[Stored records]
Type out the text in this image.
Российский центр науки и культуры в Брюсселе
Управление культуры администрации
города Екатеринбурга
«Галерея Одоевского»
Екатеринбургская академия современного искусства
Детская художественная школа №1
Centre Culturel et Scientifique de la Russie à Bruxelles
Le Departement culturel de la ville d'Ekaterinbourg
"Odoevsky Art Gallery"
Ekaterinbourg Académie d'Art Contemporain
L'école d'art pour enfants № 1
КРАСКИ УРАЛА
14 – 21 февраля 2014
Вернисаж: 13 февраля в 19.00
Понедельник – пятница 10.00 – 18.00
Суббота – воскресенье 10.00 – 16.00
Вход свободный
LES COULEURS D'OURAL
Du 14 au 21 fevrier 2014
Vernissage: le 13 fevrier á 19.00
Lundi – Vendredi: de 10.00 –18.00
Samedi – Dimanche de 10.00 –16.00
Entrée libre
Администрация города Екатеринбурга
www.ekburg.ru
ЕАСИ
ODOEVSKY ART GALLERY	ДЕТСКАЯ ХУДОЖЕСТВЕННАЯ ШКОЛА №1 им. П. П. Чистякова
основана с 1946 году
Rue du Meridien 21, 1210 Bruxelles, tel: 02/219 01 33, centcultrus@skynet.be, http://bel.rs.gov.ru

* **Task to complete**: Write the data from above out again, exactly.

* **Complete response**:
Type out the text in this image.
Российский центр науки и культуры в Брюсселе
Управление культуры администрации
города Екатеринбурга
«Галерея Одоевского»
Екатеринбургская академия современного искусства
Детская художественная школа №1
Centre Culturel et Scientifique de la Russie à Bruxelles
Le Departement culturel de la ville d'Ekaterinbourg
"Odoevsky Art Gallery"
Ekaterinbourg Académie d'Art Contemporain
L'école d'art pour enfants № 1
КРАСКИ УРАЛА
14 – 21 февраля 2014
Вернисаж: 13 февраля в 19.00
Понедельник – пятница 10.00 – 18.00
Суббота – воскресенье 10.00 – 16.00
Вход свободный
LES COULEURS D'OURAL
Du 14 au 21 fevrier 2014
Vernissage: le 13 fevrier á 19.00
Lundi – Vendredi: de 10.00 –18.00
Samedi – Dimanche de 10.00 –16.00
Entrée libre
Администрация города Екатеринбурга
www.ekburg.ru
ЕАСИ
ODOEVSKY ART GALLERY	ДЕТСКАЯ ХУДОЖЕСТВЕННАЯ ШКОЛА №1 им. П. П. Чистякова
основана с 1946 году
Rue du Meridien 21, 1210 Bruxelles, tel: 02/219 01 33, centcultrus@skynet.be, http://bel.rs.gov.ru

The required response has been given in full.